- **SELECTED EXCERPT**:
---------------
Brig.-Gen. Kenneth Torrance grew up in the city, transferred to the British Army and spent years in a Japanese PoW camp
The British Army surrendered to Japanese forces on the island of Singapore in 1942. Guelph-born Brig.-Gen. Kenneth Torrance, second from right, was among the surrender party.

Guelph has produced several noteworthy military people. Among them were Admiral Charles Kingsmill (1855-1935), Brig.-Gen. Edmund Morris (1869-1939) and of course Lt-Col. John McCrae.

Another was Brig.-Gen. Kenneth S. Torrance, who was witness to one of the most dramatic moments of the Second World War.

Kenneth Torrance was born in Guelph on Aug. 22, 1895, the first of two sons of Agnes (nee Sanderson) and Robert L. Torrance. His grandfather, Rev. Robert Torrance, was a founder of the Chalmers Church – now the United Church. The city’s former Torrance Public School bore the family name.

The Torrances lived on Queen Street. Kenneth attended the Guelph Collegiate where his extra-curricular activities included the drama club. However, his greatest interest was in the school’s cadet corps and rifle team. Torrance was one of the leading cadets, and it was no surprise that upon graduation he chose to enrol in the Royal Military College at Kingston, Canada’s most prestigious military school.

At the outbreak of the First World War in 1914, Torrance joined the Canadian Expeditionary Force. In England he transferred to the British Army and served on the Western Front as a subaltern and then a lieutenant in the Manchester Regiment. By the war’s end he had been promoted to captain and awarded the Military Cross for distinguishing himself in action.

Torrance had decided to make a career in the military, so after the war he remained in the British Army. He was sent to India, where he attended the British Imperial Army Staff College at Quetta, a school that had been established on the recommendation of Lord Horatio Kitchener with the intention of preparing promising young officers for higher command.

After completing the course, Torrance served in India, Burma, Iraq and at the War Office in England. In August of 1939, Torrance was sent to Malaya. One month later the Second World War began.
---------------
- **MATERIAL SHOWN**:

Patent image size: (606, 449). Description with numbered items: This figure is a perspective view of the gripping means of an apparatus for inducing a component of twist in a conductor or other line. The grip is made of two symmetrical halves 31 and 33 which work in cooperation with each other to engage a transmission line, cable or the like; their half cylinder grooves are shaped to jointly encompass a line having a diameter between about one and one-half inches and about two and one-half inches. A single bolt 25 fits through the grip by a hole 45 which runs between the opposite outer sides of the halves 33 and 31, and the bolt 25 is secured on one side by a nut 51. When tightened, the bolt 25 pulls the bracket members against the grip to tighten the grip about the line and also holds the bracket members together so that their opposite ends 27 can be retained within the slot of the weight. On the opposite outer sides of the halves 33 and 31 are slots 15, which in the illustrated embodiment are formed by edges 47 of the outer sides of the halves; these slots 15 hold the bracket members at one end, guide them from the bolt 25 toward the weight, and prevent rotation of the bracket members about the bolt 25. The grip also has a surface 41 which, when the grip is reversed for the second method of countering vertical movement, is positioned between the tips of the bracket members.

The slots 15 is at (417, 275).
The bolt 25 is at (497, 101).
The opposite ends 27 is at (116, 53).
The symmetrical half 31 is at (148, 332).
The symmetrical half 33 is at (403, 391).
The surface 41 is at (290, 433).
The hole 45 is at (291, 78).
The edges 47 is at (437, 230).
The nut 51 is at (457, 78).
---------------
- **SET EXERCISE**:
Decide whether each statement below agrees with the text on Kenneth Torrance, answering yes or no and quoting the words of the text that settle it. 1. Torrance was the younger of two sons. 2. Torrance stayed in the British Army after the First World War. 3. Torrance was sent to Malaya after the Second World War had begun.

- **SOLUTION**:
1. No: "the first of two sons of Agnes (nee Sanderson) and Robert L. Torrance"
2. Yes: "after the war he remained in the British Army"
3. No: "In August of 1939, Torrance was sent to Malaya. One month later the Second World War began."